• [Stored entries]
★ ★ ★ ★

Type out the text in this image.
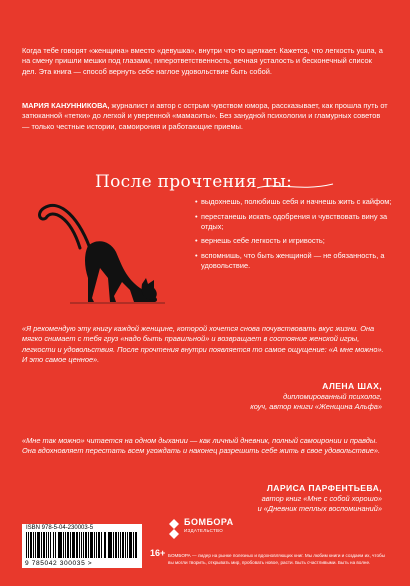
Когда тебе говорят «женщина» вместо «девушка», внутри что-то щелкает. Кажется, что легкость ушла, а на смену пришли мешки под глазами, гиперответственность, вечная усталость и бесконечный список дел. Эта книга — способ вернуть себе наглое удовольствие быть собой.

МАРИЯ КАНУННИКОВА, журналист и автор с острым чувством юмора, рассказывает, как прошла путь от затюканной «тетки» до легкой и уверенной «мамаситы». Без занудной психологии и гламурных советов — только честные истории, самоирония и работающие приемы.

После прочтения ты:
• выдохнешь, полюбишь себя и начнешь жить с кайфом;
• перестанешь искать одобрения и чувствовать вину за отдых;
• вернешь себе легкость и игривость;
• вспомнишь, что быть женщиной — не обязанность, а удовольствие.

«Я рекомендую эту книгу каждой женщине, которой хочется снова почувствовать вкус жизни. Она мягко снимает с тебя груз «надо быть правильной» и возвращает в состояние женской игры, легкости и удовольствия. После прочтения внутри появляется то самое ощущение: «А мне можно». И это самое ценное».

АЛЕНА ШАХ,
дипломированный психолог,
коуч, автор книги «Женщина Альфа»

«Мне так можно» читается на одном дыхании — как личный дневник, полный самоиронии и правды. Она вдохновляет перестать всем угождать и наконец разрешить себе жить в свое удовольствие».

ЛАРИСА ПАРФЕНТЬЕВА,
автор книг «Мне с собой хорошо»
и «Дневник теплых воспоминаний»
ISBN 978-5-04-230003-5
9 785042 300035 >
16+
БОМБОРА
ИЗДАТЕЛЬСТВО

БОМБОРА — лидер на рынке полезных и вдохновляющих книг. Мы любим книги и создаем их, чтобы вы могли творить, открывать мир, пробовать новое, расти. Быть счастливыми. Быть на волне.
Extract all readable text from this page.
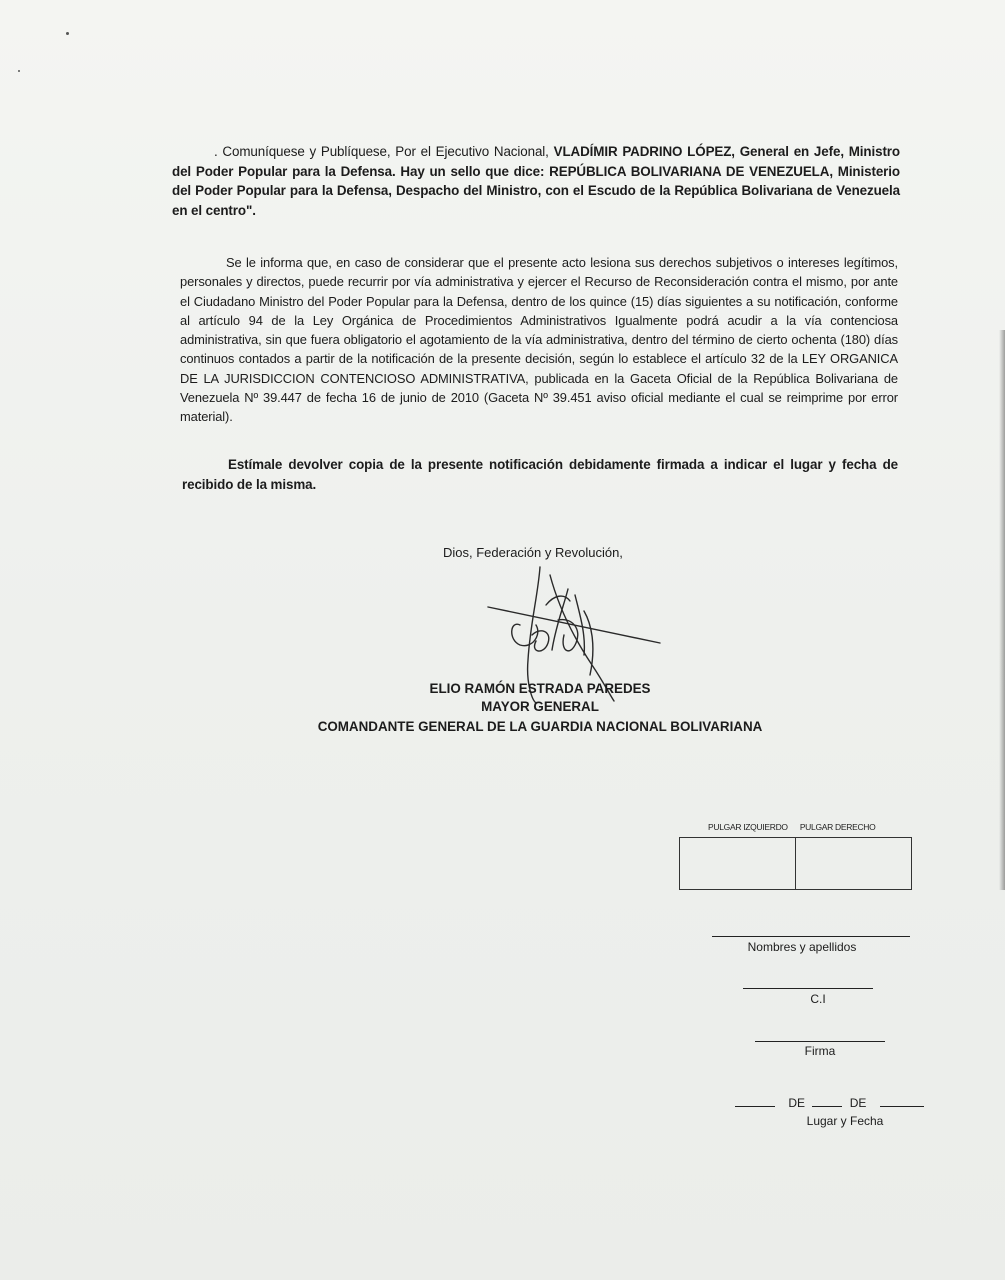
. Comuníquese y Publíquese, Por el Ejecutivo Nacional, VLADÍMIR PADRINO LÓPEZ, General en Jefe, Ministro del Poder Popular para la Defensa. Hay un sello que dice: REPÚBLICA BOLIVARIANA DE VENEZUELA, Ministerio del Poder Popular para la Defensa, Despacho del Ministro, con el Escudo de la República Bolivariana de Venezuela en el centro".

Se le informa que, en caso de considerar que el presente acto lesiona sus derechos subjetivos o intereses legítimos, personales y directos, puede recurrir por vía administrativa y ejercer el Recurso de Reconsideración contra el mismo, por ante el Ciudadano Ministro del Poder Popular para la Defensa, dentro de los quince (15) días siguientes a su notificación, conforme al artículo 94 de la Ley Orgánica de Procedimientos Administrativos Igualmente podrá acudir a la vía contenciosa administrativa, sin que fuera obligatorio el agotamiento de la vía administrativa, dentro del término de cierto ochenta (180) días continuos contados a partir de la notificación de la presente decisión, según lo establece el artículo 32 de la LEY ORGANICA DE LA JURISDICCION CONTENCIOSO ADMINISTRATIVA, publicada en la Gaceta Oficial de la República Bolivariana de Venezuela Nº 39.447 de fecha 16 de junio de 2010 (Gaceta Nº 39.451 aviso oficial mediante el cual se reimprime por error material).

Estímale devolver copia de la presente notificación debidamente firmada a indicar el lugar y fecha de recibido de la misma.

Dios, Federación y Revolución,
ELIO RAMÓN ESTRADA PAREDES
MAYOR GENERAL
COMANDANTE GENERAL DE LA GUARDIA NACIONAL BOLIVARIANA
PULGAR IZQUIERDO PULGAR DERECHO
Nombres y apellidos
C.I
Firma
DE	DE
Lugar y Fecha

★ ★ ★ ★

Of the lines above, copy each that contains "себе".

• [OUTPUT FOR THIS TASK]
Когда тебе говорят «женщина» вместо «девушка», внутри что-то щелкает. Кажется, что легкость ушла, а на смену пришли мешки под глазами, гиперответственность, вечная усталость и бесконечный список дел. Эта книга — способ вернуть себе наглое удовольствие быть собой.
• вернешь себе легкость и игривость;
«Мне так можно» читается на одном дыхании — как личный дневник, полный самоиронии и правды. Она вдохновляет перестать всем угождать и наконец разрешить себе жить в свое удовольствие».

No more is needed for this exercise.